— START OF Stored data —

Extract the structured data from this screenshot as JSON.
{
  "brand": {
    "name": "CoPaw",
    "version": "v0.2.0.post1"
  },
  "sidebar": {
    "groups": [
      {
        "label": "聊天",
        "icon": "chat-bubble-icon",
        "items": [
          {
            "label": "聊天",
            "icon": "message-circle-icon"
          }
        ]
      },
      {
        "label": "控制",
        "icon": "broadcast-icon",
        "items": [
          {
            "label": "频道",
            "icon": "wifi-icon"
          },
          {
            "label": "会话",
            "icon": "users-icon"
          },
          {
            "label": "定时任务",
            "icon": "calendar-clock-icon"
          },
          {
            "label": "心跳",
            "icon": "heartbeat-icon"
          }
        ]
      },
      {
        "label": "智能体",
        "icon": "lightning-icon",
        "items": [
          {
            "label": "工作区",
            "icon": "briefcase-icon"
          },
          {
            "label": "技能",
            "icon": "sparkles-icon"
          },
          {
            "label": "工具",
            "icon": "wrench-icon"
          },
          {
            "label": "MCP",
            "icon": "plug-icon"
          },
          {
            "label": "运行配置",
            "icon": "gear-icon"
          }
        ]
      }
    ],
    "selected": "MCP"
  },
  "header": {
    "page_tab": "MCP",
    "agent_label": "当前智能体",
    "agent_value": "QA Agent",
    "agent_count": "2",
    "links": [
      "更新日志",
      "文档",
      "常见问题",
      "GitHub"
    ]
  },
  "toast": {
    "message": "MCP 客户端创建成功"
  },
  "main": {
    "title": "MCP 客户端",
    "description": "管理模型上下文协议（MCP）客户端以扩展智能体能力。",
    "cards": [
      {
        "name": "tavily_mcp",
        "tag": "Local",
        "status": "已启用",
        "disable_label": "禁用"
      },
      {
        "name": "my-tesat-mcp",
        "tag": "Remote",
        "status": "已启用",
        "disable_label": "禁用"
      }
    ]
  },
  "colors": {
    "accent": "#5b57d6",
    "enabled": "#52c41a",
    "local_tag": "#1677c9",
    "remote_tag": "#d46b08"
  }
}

— END OF Stored data —

Print all of the entries exactly as they appear.

Extract the structured data from this screenshot as JSON.
{
  "brand": {
    "name": "CoPaw",
    "version": "v0.2.0.post1"
  },
  "sidebar": {
    "groups": [
      {
        "label": "聊天",
        "icon": "chat-bubble-icon",
        "items": [
          {
            "label": "聊天",
            "icon": "message-circle-icon"
          }
        ]
      },
      {
        "label": "控制",
        "icon": "broadcast-icon",
        "items": [
          {
            "label": "频道",
            "icon": "wifi-icon"
          },
          {
            "label": "会话",
            "icon": "users-icon"
          },
          {
            "label": "定时任务",
            "icon": "calendar-clock-icon"
          },
          {
            "label": "心跳",
            "icon": "heartbeat-icon"
          }
        ]
      },
      {
        "label": "智能体",
        "icon": "lightning-icon",
        "items": [
          {
            "label": "工作区",
            "icon": "briefcase-icon"
          },
          {
            "label": "技能",
            "icon": "sparkles-icon"
          },
          {
            "label": "工具",
            "icon": "wrench-icon"
          },
          {
            "label": "MCP",
            "icon": "plug-icon"
          },
          {
            "label": "运行配置",
            "icon": "gear-icon"
          }
        ]
      }
    ],
    "selected": "MCP"
  },
  "header": {
    "page_tab": "MCP",
    "agent_label": "当前智能体",
    "agent_value": "QA Agent",
    "agent_count": "2",
    "links": [
      "更新日志",
      "文档",
      "常见问题",
      "GitHub"
    ]
  },
  "toast": {
    "message": "MCP 客户端创建成功"
  },
  "main": {
    "title": "MCP 客户端",
    "description": "管理模型上下文协议（MCP）客户端以扩展智能体能力。",
    "cards": [
      {
        "name": "tavily_mcp",
        "tag": "Local",
        "status": "已启用",
        "disable_label": "禁用"
      },
      {
        "name": "my-tesat-mcp",
        "tag": "Remote",
        "status": "已启用",
        "disable_label": "禁用"
      }
    ]
  },
  "colors": {
    "accent": "#5b57d6",
    "enabled": "#52c41a",
    "local_tag": "#1677c9",
    "remote_tag": "#d46b08"
  }
}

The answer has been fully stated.